Instruction → Search the entries for the word "triangle" and pull out each line that has it.

Provided data →
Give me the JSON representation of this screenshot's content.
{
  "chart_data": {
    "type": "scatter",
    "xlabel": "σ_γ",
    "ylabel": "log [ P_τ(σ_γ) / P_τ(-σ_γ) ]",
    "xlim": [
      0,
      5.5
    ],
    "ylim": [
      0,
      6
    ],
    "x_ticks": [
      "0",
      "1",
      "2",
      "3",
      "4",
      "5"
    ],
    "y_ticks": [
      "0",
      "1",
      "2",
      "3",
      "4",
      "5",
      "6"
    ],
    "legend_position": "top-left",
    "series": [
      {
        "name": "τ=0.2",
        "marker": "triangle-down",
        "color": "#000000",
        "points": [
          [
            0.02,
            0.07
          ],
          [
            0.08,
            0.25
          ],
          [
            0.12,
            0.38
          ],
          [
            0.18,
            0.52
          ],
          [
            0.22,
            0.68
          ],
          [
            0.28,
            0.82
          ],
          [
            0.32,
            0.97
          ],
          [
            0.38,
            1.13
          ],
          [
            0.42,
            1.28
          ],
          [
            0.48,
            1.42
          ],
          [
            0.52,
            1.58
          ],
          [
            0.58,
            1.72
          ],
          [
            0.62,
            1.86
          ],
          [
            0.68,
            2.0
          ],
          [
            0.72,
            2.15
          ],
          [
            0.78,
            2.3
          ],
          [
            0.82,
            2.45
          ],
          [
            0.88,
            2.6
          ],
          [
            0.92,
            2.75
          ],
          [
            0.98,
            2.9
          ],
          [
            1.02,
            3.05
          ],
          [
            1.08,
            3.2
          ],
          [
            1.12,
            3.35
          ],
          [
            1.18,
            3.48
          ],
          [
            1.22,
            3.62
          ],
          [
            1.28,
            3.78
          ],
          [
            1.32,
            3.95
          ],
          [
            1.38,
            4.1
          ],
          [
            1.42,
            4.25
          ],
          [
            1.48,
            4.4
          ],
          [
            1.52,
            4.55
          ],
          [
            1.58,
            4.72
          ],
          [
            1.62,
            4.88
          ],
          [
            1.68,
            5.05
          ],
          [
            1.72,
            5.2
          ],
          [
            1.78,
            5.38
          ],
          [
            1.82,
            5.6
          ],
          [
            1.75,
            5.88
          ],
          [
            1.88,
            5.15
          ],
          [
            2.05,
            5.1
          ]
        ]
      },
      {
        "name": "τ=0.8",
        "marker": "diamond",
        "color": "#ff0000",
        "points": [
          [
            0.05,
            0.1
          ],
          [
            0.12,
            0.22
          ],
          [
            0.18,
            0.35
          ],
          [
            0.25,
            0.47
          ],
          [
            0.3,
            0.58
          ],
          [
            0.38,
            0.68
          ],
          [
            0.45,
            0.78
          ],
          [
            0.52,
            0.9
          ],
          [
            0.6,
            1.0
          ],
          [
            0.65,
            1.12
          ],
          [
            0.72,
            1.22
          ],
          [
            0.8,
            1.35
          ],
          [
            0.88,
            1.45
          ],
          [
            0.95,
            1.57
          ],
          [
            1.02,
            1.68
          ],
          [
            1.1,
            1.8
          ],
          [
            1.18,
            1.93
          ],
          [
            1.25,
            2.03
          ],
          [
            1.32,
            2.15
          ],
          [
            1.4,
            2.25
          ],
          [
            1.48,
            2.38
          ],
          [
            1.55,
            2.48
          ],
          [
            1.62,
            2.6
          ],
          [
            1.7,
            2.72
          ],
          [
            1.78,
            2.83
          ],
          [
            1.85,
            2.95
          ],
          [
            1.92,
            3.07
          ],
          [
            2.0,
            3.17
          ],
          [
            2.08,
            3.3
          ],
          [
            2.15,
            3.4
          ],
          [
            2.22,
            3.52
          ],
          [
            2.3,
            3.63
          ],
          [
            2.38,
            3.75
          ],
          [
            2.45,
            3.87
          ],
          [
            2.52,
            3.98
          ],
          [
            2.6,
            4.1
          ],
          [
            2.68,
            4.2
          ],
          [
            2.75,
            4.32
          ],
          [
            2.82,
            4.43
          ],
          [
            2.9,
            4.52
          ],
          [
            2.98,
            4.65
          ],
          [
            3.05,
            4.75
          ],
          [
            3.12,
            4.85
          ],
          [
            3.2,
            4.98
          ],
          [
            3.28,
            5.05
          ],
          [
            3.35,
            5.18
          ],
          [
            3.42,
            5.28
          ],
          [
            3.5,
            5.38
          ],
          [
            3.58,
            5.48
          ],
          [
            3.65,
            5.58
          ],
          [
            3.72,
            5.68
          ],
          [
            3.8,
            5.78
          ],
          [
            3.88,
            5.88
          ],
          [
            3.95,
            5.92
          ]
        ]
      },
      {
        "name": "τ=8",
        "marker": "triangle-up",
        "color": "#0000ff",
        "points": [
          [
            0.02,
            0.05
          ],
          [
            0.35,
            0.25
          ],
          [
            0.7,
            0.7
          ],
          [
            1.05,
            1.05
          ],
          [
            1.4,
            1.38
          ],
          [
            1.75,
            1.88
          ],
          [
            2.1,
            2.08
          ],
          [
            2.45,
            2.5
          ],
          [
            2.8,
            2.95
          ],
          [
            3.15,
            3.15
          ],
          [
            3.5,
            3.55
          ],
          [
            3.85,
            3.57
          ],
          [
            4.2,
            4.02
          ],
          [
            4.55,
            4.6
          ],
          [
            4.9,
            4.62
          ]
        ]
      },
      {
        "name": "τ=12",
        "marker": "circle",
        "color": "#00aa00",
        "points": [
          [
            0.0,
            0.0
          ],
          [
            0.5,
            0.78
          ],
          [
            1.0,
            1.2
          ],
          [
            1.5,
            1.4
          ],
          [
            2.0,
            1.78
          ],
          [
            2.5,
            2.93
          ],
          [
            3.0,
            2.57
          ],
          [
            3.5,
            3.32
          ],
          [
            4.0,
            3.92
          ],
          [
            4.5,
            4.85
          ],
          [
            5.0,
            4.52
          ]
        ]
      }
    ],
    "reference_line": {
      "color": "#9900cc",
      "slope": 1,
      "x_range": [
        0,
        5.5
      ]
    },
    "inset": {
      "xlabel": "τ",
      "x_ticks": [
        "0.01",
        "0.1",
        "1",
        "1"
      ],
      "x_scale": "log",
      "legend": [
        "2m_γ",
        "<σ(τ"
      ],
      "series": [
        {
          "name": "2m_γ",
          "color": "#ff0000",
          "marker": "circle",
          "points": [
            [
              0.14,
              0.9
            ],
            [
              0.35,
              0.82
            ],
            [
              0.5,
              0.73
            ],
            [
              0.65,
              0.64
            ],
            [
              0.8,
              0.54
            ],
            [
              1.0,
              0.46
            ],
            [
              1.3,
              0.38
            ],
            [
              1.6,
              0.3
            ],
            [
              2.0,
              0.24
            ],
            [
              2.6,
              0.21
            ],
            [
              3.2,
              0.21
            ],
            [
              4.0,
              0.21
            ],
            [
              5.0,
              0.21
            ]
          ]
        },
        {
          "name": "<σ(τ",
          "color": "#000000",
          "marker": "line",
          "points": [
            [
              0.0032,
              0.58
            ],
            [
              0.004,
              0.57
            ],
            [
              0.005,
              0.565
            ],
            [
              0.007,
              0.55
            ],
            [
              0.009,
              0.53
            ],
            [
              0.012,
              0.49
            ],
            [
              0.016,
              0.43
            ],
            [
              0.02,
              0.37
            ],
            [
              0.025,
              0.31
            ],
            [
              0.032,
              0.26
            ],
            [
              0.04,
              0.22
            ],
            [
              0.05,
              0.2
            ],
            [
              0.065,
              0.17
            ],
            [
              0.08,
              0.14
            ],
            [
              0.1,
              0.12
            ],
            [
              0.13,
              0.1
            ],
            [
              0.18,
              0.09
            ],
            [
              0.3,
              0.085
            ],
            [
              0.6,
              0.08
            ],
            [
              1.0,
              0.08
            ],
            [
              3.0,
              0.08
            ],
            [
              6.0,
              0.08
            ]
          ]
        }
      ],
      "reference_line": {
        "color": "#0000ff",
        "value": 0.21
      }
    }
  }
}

Solution →
        "marker": "triangle-down",
        "marker": "triangle-up",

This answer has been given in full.